* Task goal: Rename "Panel T" to "Panel Temp" everywhere in the data below, and reproduce every line with nothing else altered.

* Data in this exercise:
-- start --

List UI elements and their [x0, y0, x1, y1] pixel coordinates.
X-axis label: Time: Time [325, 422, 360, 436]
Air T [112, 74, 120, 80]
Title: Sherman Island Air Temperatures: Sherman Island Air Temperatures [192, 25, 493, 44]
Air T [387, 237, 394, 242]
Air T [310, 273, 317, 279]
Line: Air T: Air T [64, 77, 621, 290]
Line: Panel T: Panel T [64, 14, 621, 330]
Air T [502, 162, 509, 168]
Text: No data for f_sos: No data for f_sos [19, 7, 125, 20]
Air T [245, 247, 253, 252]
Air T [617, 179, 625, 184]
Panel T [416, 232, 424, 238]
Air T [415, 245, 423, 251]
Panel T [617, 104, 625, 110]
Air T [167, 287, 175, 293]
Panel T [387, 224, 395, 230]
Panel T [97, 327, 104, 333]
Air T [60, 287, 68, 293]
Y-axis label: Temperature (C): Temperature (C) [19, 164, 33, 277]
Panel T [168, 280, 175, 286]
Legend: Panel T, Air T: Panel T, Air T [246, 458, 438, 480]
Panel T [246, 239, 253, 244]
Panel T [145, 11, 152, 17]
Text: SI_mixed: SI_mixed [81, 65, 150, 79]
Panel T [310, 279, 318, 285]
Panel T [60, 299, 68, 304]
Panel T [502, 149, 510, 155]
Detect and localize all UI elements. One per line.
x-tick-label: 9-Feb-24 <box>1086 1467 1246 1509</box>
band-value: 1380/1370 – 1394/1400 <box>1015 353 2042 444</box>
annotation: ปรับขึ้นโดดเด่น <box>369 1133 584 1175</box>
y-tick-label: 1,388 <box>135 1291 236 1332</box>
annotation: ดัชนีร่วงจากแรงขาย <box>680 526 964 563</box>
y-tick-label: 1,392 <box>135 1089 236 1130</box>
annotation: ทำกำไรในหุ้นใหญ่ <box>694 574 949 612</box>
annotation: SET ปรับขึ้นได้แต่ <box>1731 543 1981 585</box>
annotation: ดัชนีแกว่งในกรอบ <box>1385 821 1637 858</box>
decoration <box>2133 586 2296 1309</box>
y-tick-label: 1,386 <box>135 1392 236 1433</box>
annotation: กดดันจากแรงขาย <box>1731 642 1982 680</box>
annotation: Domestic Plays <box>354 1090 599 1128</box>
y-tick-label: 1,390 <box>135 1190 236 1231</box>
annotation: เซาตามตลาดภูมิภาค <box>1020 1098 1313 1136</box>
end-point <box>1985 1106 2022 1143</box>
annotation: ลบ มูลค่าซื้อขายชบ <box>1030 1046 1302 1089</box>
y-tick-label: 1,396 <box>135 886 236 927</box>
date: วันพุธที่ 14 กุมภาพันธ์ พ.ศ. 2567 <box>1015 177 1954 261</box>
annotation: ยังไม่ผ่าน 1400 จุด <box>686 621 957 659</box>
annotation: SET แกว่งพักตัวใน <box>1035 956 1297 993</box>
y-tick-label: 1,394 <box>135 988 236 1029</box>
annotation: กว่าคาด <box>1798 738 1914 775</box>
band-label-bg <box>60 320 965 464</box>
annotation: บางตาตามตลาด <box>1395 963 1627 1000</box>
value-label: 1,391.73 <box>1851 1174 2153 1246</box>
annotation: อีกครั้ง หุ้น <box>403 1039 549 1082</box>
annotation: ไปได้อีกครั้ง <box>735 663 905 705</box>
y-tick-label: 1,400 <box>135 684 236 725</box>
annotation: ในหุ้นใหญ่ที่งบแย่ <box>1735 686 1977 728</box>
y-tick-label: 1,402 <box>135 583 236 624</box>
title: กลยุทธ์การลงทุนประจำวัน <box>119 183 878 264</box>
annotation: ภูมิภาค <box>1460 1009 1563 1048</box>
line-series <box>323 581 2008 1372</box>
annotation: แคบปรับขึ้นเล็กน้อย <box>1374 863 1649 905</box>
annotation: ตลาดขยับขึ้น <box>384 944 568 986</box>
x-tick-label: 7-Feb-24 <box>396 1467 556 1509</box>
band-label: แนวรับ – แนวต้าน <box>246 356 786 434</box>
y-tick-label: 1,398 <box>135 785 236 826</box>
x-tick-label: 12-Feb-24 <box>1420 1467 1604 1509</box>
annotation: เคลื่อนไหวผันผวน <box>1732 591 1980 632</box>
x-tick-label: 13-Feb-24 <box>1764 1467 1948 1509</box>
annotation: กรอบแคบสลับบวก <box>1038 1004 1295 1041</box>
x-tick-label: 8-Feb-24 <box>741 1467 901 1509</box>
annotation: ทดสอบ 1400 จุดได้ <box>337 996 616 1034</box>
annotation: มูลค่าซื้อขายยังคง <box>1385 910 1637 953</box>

-- end --

* Written answer:
List UI elements and their [x0, y0, x1, y1] pixel coordinates.
X-axis label: Time: Time [325, 422, 360, 436]
Air T [112, 74, 120, 80]
Title: Sherman Island Air Temperatures: Sherman Island Air Temperatures [192, 25, 493, 44]
Air T [387, 237, 394, 242]
Air T [310, 273, 317, 279]
Line: Air T: Air T [64, 77, 621, 290]
Line: Panel Temp: Panel Temp [64, 14, 621, 330]
Air T [502, 162, 509, 168]
Text: No data for f_sos: No data for f_sos [19, 7, 125, 20]
Air T [245, 247, 253, 252]
Air T [617, 179, 625, 184]
Panel Temp [416, 232, 424, 238]
Air T [415, 245, 423, 251]
Panel Temp [617, 104, 625, 110]
Air T [167, 287, 175, 293]
Panel Temp [387, 224, 395, 230]
Panel Temp [97, 327, 104, 333]
Air T [60, 287, 68, 293]
Y-axis label: Temperature (C): Temperature (C) [19, 164, 33, 277]
Panel Temp [168, 280, 175, 286]
Legend: Panel Temp, Air T: Panel Temp, Air T [246, 458, 438, 480]
Panel Temp [246, 239, 253, 244]
Panel Temp [145, 11, 152, 17]
Text: SI_mixed: SI_mixed [81, 65, 150, 79]
Panel Temp [310, 279, 318, 285]
Panel Temp [60, 299, 68, 304]
Panel Temp [502, 149, 510, 155]
Detect and localize all UI elements. One per line.
x-tick-label: 9-Feb-24 <box>1086 1467 1246 1509</box>
band-value: 1380/1370 – 1394/1400 <box>1015 353 2042 444</box>
annotation: ปรับขึ้นโดดเด่น <box>369 1133 584 1175</box>
y-tick-label: 1,388 <box>135 1291 236 1332</box>
annotation: ดัชนีร่วงจากแรงขาย <box>680 526 964 563</box>
y-tick-label: 1,392 <box>135 1089 236 1130</box>
annotation: ทำกำไรในหุ้นใหญ่ <box>694 574 949 612</box>
annotation: SET ปรับขึ้นได้แต่ <box>1731 543 1981 585</box>
annotation: ดัชนีแกว่งในกรอบ <box>1385 821 1637 858</box>
decoration <box>2133 586 2296 1309</box>
y-tick-label: 1,386 <box>135 1392 236 1433</box>
annotation: กดดันจากแรงขาย <box>1731 642 1982 680</box>
annotation: Domestic Plays <box>354 1090 599 1128</box>
y-tick-label: 1,390 <box>135 1190 236 1231</box>
annotation: เซาตามตลาดภูมิภาค <box>1020 1098 1313 1136</box>
end-point <box>1985 1106 2022 1143</box>
annotation: ลบ มูลค่าซื้อขายชบ <box>1030 1046 1302 1089</box>
y-tick-label: 1,396 <box>135 886 236 927</box>
date: วันพุธที่ 14 กุมภาพันธ์ พ.ศ. 2567 <box>1015 177 1954 261</box>
annotation: ยังไม่ผ่าน 1400 จุด <box>686 621 957 659</box>
annotation: SET แกว่งพักตัวใน <box>1035 956 1297 993</box>
y-tick-label: 1,394 <box>135 988 236 1029</box>
annotation: กว่าคาด <box>1798 738 1914 775</box>
band-label-bg <box>60 320 965 464</box>
annotation: บางตาตามตลาด <box>1395 963 1627 1000</box>
value-label: 1,391.73 <box>1851 1174 2153 1246</box>
annotation: อีกครั้ง หุ้น <box>403 1039 549 1082</box>
annotation: ไปได้อีกครั้ง <box>735 663 905 705</box>
y-tick-label: 1,400 <box>135 684 236 725</box>
annotation: ในหุ้นใหญ่ที่งบแย่ <box>1735 686 1977 728</box>
y-tick-label: 1,402 <box>135 583 236 624</box>
title: กลยุทธ์การลงทุนประจำวัน <box>119 183 878 264</box>
annotation: ภูมิภาค <box>1460 1009 1563 1048</box>
line-series <box>323 581 2008 1372</box>
annotation: แคบปรับขึ้นเล็กน้อย <box>1374 863 1649 905</box>
annotation: ตลาดขยับขึ้น <box>384 944 568 986</box>
x-tick-label: 7-Feb-24 <box>396 1467 556 1509</box>
band-label: แนวรับ – แนวต้าน <box>246 356 786 434</box>
y-tick-label: 1,398 <box>135 785 236 826</box>
x-tick-label: 12-Feb-24 <box>1420 1467 1604 1509</box>
annotation: เคลื่อนไหวผันผวน <box>1732 591 1980 632</box>
x-tick-label: 13-Feb-24 <box>1764 1467 1948 1509</box>
annotation: กรอบแคบสลับบวก <box>1038 1004 1295 1041</box>
x-tick-label: 8-Feb-24 <box>741 1467 901 1509</box>
annotation: ทดสอบ 1400 จุดได้ <box>337 996 616 1034</box>
annotation: มูลค่าซื้อขายยังคง <box>1385 910 1637 953</box>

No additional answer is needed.